Dataset entries
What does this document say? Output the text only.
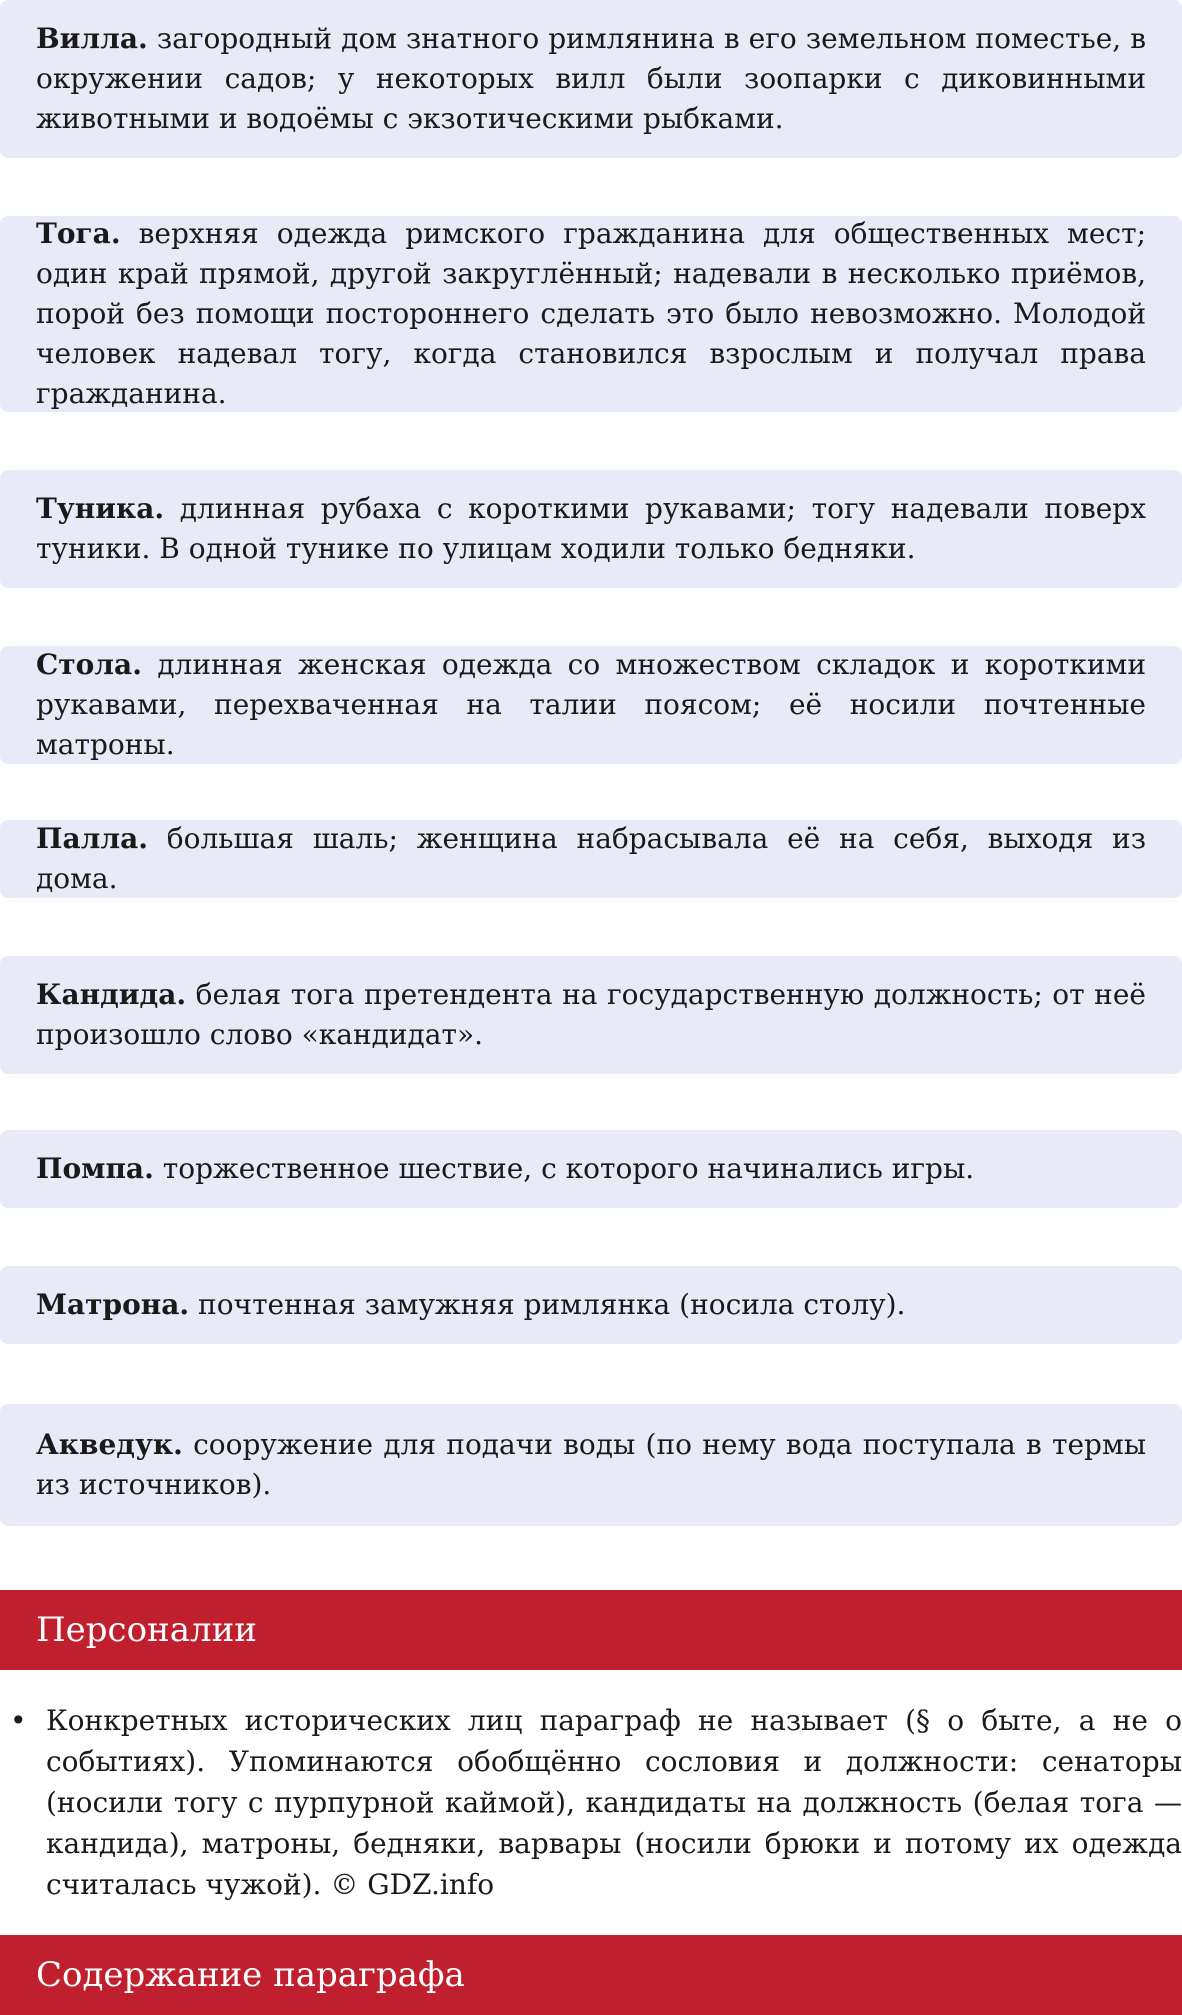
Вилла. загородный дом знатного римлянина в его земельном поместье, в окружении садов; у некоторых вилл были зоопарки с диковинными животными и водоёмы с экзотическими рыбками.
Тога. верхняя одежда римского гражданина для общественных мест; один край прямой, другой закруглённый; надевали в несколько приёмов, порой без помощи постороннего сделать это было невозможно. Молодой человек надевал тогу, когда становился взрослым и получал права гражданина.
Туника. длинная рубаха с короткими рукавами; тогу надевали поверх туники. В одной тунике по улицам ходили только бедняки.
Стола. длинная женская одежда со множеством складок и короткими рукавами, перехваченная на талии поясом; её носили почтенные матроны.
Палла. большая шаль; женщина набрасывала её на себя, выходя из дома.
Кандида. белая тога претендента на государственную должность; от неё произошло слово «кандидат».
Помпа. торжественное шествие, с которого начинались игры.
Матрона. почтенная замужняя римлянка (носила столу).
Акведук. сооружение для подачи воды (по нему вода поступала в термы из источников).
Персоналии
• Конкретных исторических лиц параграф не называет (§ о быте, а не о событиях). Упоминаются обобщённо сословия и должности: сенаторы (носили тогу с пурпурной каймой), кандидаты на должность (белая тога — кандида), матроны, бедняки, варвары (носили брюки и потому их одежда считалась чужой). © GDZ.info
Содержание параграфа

What to work on
The records above need to be given again exactly. Omit the pictures.

Solved exercise
What does this document say? Output the text only.
Вилла. загородный дом знатного римлянина в его земельном поместье, в окружении садов; у некоторых вилл были зоопарки с диковинными животными и водоёмы с экзотическими рыбками.
Тога. верхняя одежда римского гражданина для общественных мест; один край прямой, другой закруглённый; надевали в несколько приёмов, порой без помощи постороннего сделать это было невозможно. Молодой человек надевал тогу, когда становился взрослым и получал права гражданина.
Туника. длинная рубаха с короткими рукавами; тогу надевали поверх туники. В одной тунике по улицам ходили только бедняки.
Стола. длинная женская одежда со множеством складок и короткими рукавами, перехваченная на талии поясом; её носили почтенные матроны.
Палла. большая шаль; женщина набрасывала её на себя, выходя из дома.
Кандида. белая тога претендента на государственную должность; от неё произошло слово «кандидат».
Помпа. торжественное шествие, с которого начинались игры.
Матрона. почтенная замужняя римлянка (носила столу).
Акведук. сооружение для подачи воды (по нему вода поступала в термы из источников).
Персоналии
• Конкретных исторических лиц параграф не называет (§ о быте, а не о событиях). Упоминаются обобщённо сословия и должности: сенаторы (носили тогу с пурпурной каймой), кандидаты на должность (белая тога — кандида), матроны, бедняки, варвары (носили брюки и потому их одежда считалась чужой). © GDZ.info
Содержание параграфа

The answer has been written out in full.